_Texto fornecido_
---
Ele afirmou, ainda, que os resultados da fase 1 foram apresentados à Anvisa, mas ainda não foram divulgados para a comunidade científica em geral. “Faltam explicações sobre o que está acontecendo na pesquisa clínica. Quais foram os resultados da fase 1, quais as dificuldades para realizar o que não foi realizado até agora da fase 2 e o projeto de fase 3”, disse o sanitarista.

O que diz o Butantan

Sobre o montante a origem dos custos da Butanvac até agora: “O Instituto Butantan não investiu qualquer recurso no desenvolvimento da candidata vacinal ButanVac. Nenhum recurso para o desenvolvimento da ButanVac foi destinado pelo Tesouro do Estado de São Paulo ou por doações ou por recursos próprios do IB. O desenvolvimento desta vacina, até o momento, tem sido feito pela fundação privada de apoio ao instituto [a Fundação Butantan].
---
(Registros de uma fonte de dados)
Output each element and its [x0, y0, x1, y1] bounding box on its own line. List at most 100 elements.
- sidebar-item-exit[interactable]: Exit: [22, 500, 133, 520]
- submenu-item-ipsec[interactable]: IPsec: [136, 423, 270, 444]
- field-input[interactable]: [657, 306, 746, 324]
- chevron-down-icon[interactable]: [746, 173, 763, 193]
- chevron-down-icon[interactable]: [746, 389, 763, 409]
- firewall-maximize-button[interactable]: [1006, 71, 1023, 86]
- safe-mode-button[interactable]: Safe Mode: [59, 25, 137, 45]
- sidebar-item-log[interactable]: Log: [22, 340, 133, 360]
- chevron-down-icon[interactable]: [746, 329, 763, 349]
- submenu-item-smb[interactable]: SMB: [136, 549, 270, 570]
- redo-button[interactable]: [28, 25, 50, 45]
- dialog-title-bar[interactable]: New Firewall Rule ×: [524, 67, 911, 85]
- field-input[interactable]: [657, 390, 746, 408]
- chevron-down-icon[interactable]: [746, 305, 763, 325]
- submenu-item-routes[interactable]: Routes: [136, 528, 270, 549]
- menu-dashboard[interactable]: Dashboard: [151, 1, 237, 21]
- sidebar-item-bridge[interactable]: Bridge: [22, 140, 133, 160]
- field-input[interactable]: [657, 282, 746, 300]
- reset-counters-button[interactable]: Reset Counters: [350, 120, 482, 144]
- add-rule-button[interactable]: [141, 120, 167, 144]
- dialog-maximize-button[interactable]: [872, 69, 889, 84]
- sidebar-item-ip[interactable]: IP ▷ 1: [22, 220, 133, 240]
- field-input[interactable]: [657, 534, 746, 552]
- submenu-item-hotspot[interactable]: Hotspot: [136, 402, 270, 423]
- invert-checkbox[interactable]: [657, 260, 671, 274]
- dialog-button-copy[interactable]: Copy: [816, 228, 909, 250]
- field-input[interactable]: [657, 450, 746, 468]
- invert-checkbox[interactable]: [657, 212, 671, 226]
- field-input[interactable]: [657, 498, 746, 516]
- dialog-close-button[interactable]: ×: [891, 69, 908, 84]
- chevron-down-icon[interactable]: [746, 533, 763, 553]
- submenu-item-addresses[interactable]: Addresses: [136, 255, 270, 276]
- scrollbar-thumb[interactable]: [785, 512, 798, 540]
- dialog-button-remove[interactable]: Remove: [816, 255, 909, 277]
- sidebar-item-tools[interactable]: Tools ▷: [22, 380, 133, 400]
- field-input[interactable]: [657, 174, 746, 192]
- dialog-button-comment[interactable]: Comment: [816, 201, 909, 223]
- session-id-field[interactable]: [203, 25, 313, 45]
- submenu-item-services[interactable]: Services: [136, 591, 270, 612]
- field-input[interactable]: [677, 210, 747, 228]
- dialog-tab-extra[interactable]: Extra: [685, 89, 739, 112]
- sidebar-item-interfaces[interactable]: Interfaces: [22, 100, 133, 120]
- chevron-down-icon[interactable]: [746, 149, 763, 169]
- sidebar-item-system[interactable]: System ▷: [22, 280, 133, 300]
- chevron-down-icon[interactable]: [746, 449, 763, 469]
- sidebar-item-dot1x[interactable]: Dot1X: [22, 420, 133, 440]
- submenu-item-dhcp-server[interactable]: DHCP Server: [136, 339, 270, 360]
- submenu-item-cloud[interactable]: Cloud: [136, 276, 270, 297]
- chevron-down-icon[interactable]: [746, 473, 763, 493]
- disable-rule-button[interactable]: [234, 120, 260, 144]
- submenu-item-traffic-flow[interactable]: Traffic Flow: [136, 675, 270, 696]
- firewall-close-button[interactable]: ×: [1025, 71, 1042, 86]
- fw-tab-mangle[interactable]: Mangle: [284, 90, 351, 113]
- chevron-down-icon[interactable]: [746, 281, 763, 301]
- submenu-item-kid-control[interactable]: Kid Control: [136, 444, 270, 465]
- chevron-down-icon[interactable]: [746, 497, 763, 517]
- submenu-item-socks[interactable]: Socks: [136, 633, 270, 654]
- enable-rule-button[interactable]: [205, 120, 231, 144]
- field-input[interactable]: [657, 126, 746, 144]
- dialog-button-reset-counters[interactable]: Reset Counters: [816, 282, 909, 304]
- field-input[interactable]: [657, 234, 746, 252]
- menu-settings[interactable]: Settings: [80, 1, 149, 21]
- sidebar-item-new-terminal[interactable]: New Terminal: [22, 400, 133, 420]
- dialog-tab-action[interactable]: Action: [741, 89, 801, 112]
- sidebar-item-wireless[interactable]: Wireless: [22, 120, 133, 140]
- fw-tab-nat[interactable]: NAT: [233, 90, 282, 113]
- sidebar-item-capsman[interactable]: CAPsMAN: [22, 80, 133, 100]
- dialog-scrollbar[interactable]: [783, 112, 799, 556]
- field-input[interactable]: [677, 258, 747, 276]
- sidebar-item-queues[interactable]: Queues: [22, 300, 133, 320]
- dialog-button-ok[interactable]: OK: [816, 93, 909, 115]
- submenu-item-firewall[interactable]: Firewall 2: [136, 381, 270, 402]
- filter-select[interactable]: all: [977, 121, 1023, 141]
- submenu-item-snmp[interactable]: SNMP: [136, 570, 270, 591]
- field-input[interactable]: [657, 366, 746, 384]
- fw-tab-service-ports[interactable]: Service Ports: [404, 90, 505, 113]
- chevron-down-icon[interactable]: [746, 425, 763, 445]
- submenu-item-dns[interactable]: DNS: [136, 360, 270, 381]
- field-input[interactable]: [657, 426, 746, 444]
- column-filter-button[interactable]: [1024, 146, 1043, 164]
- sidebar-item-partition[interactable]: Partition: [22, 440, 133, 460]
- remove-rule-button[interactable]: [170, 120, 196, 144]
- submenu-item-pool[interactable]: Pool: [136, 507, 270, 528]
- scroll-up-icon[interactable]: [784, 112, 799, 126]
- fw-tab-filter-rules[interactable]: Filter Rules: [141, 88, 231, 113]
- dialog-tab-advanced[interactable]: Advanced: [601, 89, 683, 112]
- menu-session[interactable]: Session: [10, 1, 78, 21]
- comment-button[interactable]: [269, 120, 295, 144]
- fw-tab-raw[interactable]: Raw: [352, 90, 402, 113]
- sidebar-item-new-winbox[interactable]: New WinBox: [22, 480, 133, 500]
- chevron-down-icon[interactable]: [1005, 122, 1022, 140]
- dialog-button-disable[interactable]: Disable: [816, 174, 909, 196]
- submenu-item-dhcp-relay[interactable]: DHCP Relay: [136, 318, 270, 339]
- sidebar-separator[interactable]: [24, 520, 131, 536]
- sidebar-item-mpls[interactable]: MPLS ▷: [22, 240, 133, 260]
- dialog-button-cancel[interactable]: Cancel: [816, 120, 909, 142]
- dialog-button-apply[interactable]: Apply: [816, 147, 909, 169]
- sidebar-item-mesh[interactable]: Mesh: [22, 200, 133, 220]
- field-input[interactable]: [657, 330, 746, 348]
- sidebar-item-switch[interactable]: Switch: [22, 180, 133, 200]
---
_O que fazer_
• 1. Diga se cada afirmação, (a), (b) e (c), está de acordo com o texto sobre a ButanVac. Responda sim ou não e cite as palavras do texto que decidem. (a) Os resultados da fase 1 foram apresentados à Anvisa. (b) Segundo o Butantan, o Tesouro do Estado de São Paulo destinou recursos ao desenvolvimento da ButanVac. (c) O desenvolvimento da vacina tem sido feito pela Fundação Butantan.
• 2. Escreva a continuação do texto sobre a ButanVac a partir do ponto em que ele para.
Os itens são um material à parte, sem relação com o texto.

_Respostas por tarefa_
• 1.
(a) Sim: "os resultados da fase 1 foram apresentados à Anvisa".
(b) Não: "Nenhum recurso para o desenvolvimento da ButanVac foi destinado pelo Tesouro do Estado de São Paulo".
(c) Sim: "tem sido feito pela fundação privada de apoio ao instituto [a Fundação Butantan]".

• 2.
(...) A Fundação Butantan, idealizada em 1989 por pesquisadores universitários que entendiam a necessidade de uma entidade de apoio constante ao desenvolvimento de pesquisas para a saúde pública, é um órgão jurídico com personalidade de direito privado, sem vinculação alguma com o Instituto Butantan.

No que se refere às doações privadas de terceiros, o Governo do Estado de São Paulo já fez a divulgação daquelas que recebeu. Em relação à fundação privada de apoio ao Butantan, caberá à ela, ou não, divulgar eventuais doações, inclusive considerando-se eventualmente a existência de anonimato. Ainda assim, o Butantan e a fundação de apoio, guiados pelas boas práticas de transparência e legislações a que são submetidos, divulgam constantemente, com detalhes, a origem e encaminhamento de suas receitas.”

Sobre os custos ainda previstos para a Butanvac: “A produção de qualquer vacina implica no aporte de recursos desde o seu desenvolvimento até o momento final de sua produção. O projeto de produção da Butanvac, conforme anteriormente mencionado, tem tido aportes da fundação privada de apoio ao Instituto Butantan.”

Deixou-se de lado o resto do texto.